* **Exercise requirements**: Verbatim output of all the material below is required.

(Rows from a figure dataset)
────────────────────

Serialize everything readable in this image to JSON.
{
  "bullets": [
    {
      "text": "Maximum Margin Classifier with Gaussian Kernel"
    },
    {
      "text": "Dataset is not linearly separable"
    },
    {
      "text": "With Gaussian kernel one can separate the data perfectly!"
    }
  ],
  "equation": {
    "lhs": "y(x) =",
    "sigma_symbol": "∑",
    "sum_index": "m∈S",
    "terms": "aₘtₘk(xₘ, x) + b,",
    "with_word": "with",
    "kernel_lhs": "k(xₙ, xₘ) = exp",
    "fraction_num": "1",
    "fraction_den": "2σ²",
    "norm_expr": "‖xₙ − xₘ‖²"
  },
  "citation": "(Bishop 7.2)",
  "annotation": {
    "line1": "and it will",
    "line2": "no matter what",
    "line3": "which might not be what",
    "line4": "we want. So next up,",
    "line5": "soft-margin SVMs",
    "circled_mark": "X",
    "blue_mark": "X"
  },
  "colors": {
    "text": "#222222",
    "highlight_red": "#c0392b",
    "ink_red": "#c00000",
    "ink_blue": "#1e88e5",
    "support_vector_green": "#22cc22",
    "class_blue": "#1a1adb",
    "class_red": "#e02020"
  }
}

────────────────────

* **Output of the task**:
Serialize everything readable in this image to JSON.
{
  "bullets": [
    {
      "text": "Maximum Margin Classifier with Gaussian Kernel"
    },
    {
      "text": "Dataset is not linearly separable"
    },
    {
      "text": "With Gaussian kernel one can separate the data perfectly!"
    }
  ],
  "equation": {
    "lhs": "y(x) =",
    "sigma_symbol": "∑",
    "sum_index": "m∈S",
    "terms": "aₘtₘk(xₘ, x) + b,",
    "with_word": "with",
    "kernel_lhs": "k(xₙ, xₘ) = exp",
    "fraction_num": "1",
    "fraction_den": "2σ²",
    "norm_expr": "‖xₙ − xₘ‖²"
  },
  "citation": "(Bishop 7.2)",
  "annotation": {
    "line1": "and it will",
    "line2": "no matter what",
    "line3": "which might not be what",
    "line4": "we want. So next up,",
    "line5": "soft-margin SVMs",
    "circled_mark": "X",
    "blue_mark": "X"
  },
  "colors": {
    "text": "#222222",
    "highlight_red": "#c0392b",
    "ink_red": "#c00000",
    "ink_blue": "#1e88e5",
    "support_vector_green": "#22cc22",
    "class_blue": "#1a1adb",
    "class_red": "#e02020"
  }
}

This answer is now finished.